Can you rename every "data-label" as "value-label" throughout the data below, keep every other line unchanged, and leave the pictures out?

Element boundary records
========
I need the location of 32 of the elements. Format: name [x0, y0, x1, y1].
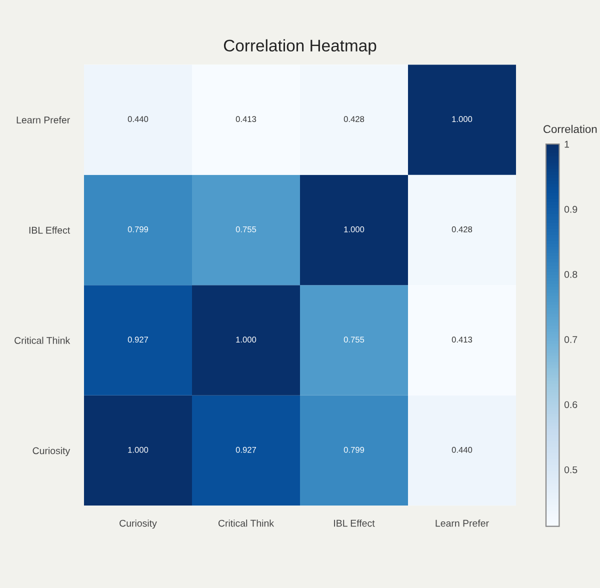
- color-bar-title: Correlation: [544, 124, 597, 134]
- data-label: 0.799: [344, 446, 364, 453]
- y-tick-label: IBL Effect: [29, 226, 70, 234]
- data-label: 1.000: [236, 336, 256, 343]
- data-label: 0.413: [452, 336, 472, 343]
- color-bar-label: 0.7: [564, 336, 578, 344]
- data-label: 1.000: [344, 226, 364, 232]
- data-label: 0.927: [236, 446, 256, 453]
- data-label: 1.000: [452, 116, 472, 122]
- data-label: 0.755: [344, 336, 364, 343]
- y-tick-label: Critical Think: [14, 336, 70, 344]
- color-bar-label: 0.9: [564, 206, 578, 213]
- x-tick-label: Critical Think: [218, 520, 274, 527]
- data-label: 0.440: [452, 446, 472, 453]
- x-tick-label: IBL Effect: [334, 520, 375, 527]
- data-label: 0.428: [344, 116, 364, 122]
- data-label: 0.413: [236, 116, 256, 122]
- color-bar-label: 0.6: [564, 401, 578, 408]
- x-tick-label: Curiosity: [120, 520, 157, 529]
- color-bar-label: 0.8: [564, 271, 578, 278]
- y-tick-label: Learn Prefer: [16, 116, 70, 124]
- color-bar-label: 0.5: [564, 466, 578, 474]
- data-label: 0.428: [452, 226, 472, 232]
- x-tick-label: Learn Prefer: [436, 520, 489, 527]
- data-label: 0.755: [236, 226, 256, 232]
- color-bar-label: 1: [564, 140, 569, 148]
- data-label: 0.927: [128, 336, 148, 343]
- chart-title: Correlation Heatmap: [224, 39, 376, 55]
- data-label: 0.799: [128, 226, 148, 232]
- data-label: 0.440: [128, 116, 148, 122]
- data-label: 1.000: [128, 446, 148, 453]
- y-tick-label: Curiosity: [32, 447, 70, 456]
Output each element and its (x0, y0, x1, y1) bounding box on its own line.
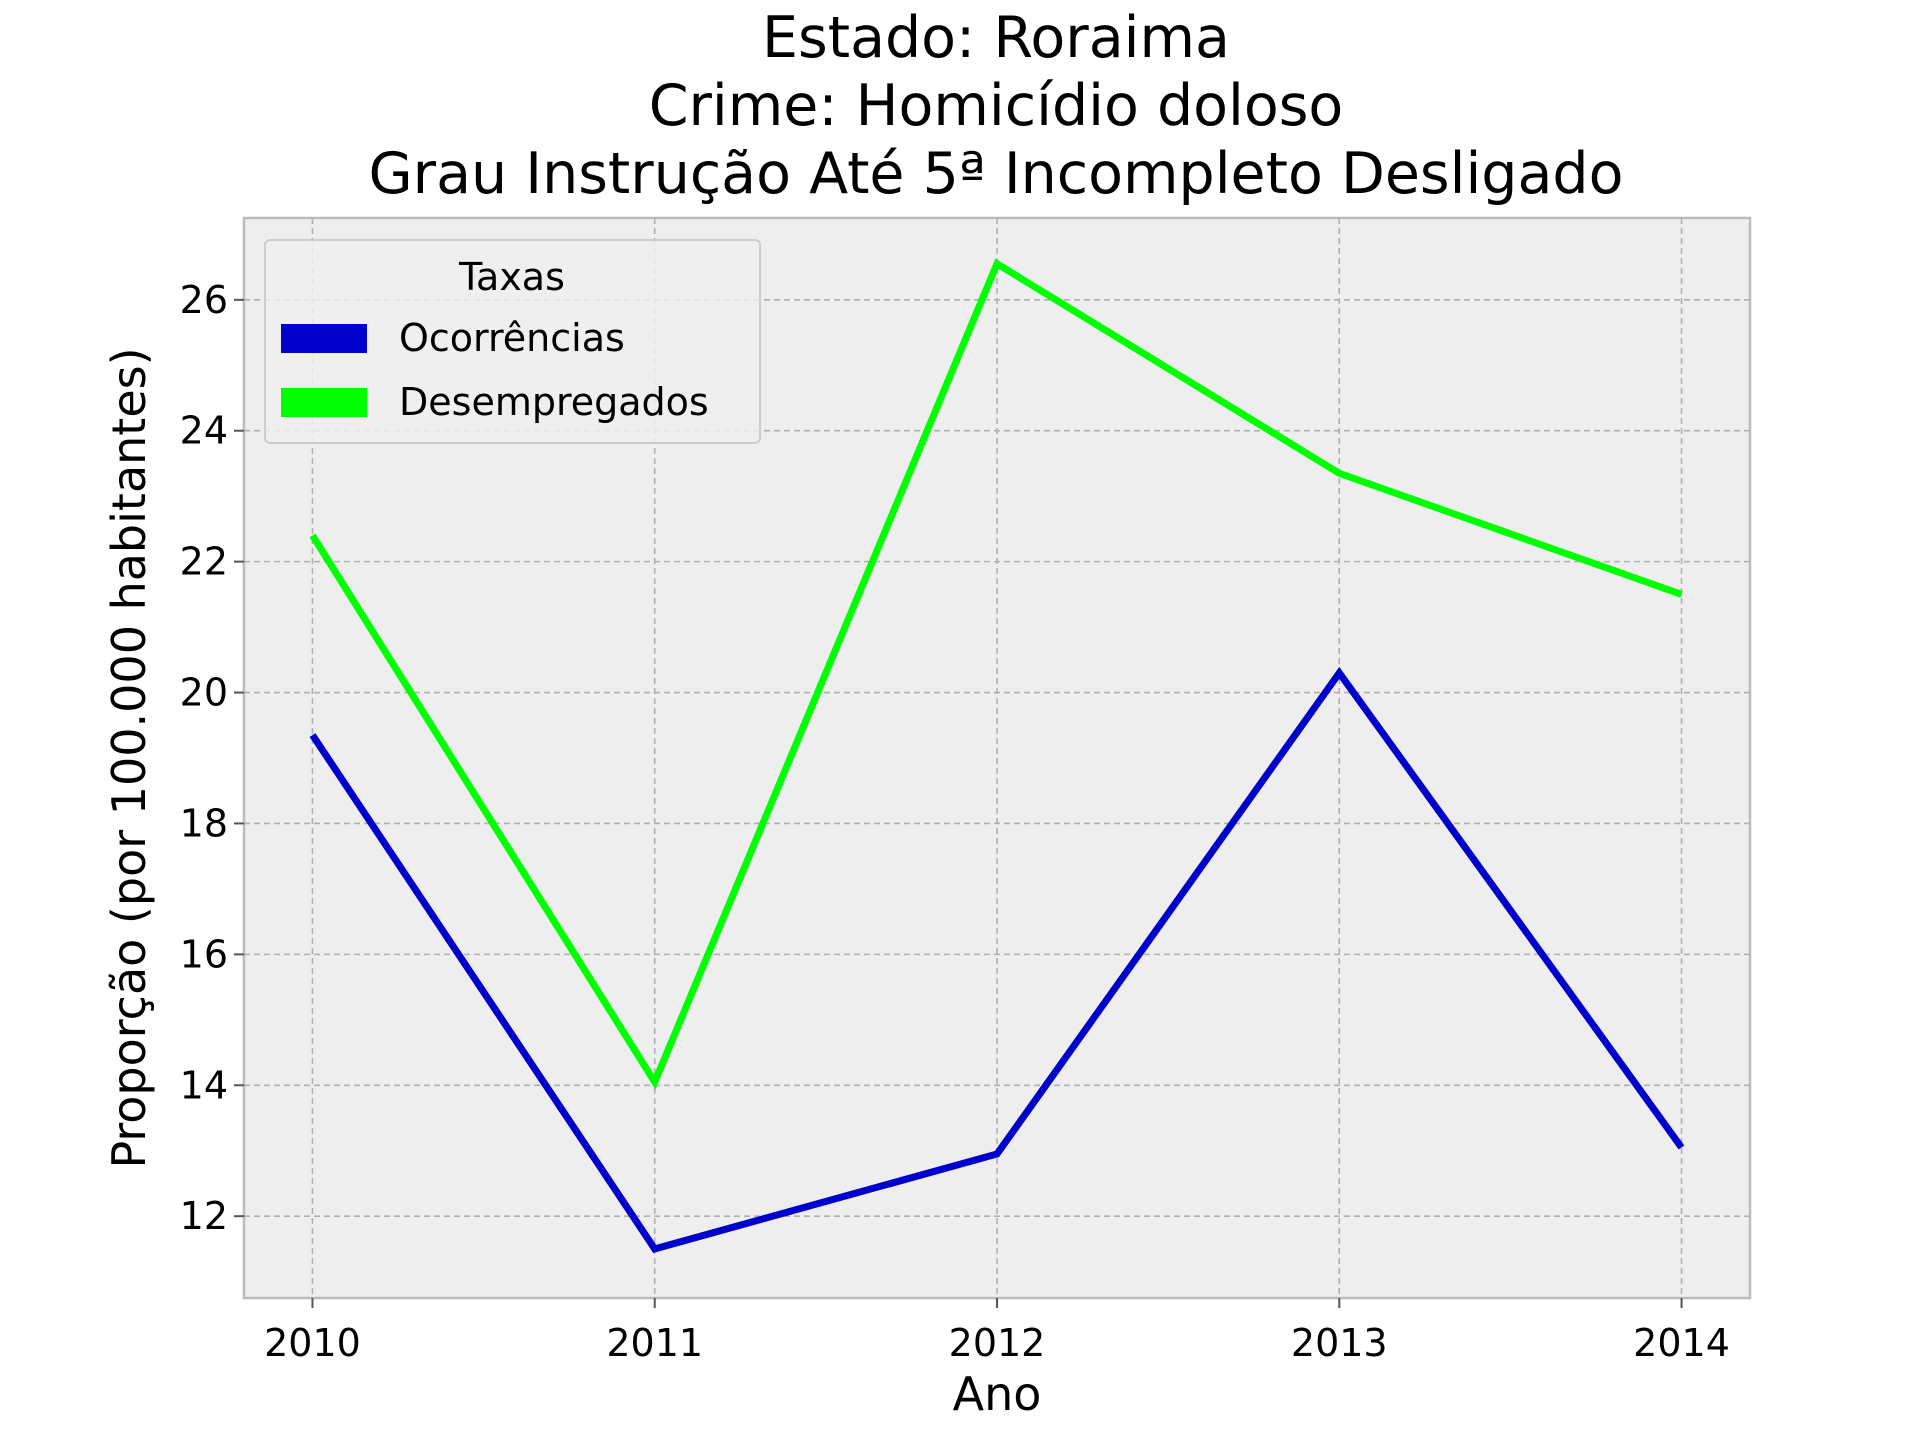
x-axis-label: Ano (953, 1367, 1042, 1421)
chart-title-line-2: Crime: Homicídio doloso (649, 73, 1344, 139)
========
RESULT OF THE TASK
I need the location of 32 of the elements. Format: name [x0, y0, x1, y1].
- color-bar-title: Correlation: [544, 124, 597, 134]
- value-label: 0.799: [344, 446, 364, 453]
- y-tick-label: IBL Effect: [29, 226, 70, 234]
- value-label: 1.000: [236, 336, 256, 343]
- value-label: 0.413: [452, 336, 472, 343]
- color-bar-label: 0.7: [564, 336, 578, 344]
- value-label: 1.000: [344, 226, 364, 232]
- value-label: 0.927: [236, 446, 256, 453]
- value-label: 1.000: [452, 116, 472, 122]
- value-label: 0.755: [344, 336, 364, 343]
- y-tick-label: Critical Think: [14, 336, 70, 344]
- color-bar-label: 0.9: [564, 206, 578, 213]
- x-tick-label: Critical Think: [218, 520, 274, 527]
- value-label: 0.440: [452, 446, 472, 453]
- x-tick-label: IBL Effect: [334, 520, 375, 527]
- value-label: 0.428: [344, 116, 364, 122]
- value-label: 0.413: [236, 116, 256, 122]
- color-bar-label: 0.6: [564, 401, 578, 408]
- x-tick-label: Curiosity: [120, 520, 157, 529]
- color-bar-label: 0.8: [564, 271, 578, 278]
- y-tick-label: Learn Prefer: [16, 116, 70, 124]
- color-bar-label: 0.5: [564, 466, 578, 474]
- value-label: 0.428: [452, 226, 472, 232]
- x-tick-label: Learn Prefer: [436, 520, 489, 527]
- value-label: 0.755: [236, 226, 256, 232]
- color-bar-label: 1: [564, 140, 569, 148]
- value-label: 0.927: [128, 336, 148, 343]
- chart-title: Correlation Heatmap: [224, 39, 376, 55]
- value-label: 0.799: [128, 226, 148, 232]
- value-label: 0.440: [128, 116, 148, 122]
- value-label: 1.000: [128, 446, 148, 453]
- y-tick-label: Curiosity: [32, 447, 70, 456]
Output each element and its (x0, y0, x1, y1) bounding box on its own line.
x-axis-label: Ano (953, 1367, 1042, 1421)
chart-title-line-2: Crime: Homicídio doloso (649, 73, 1344, 139)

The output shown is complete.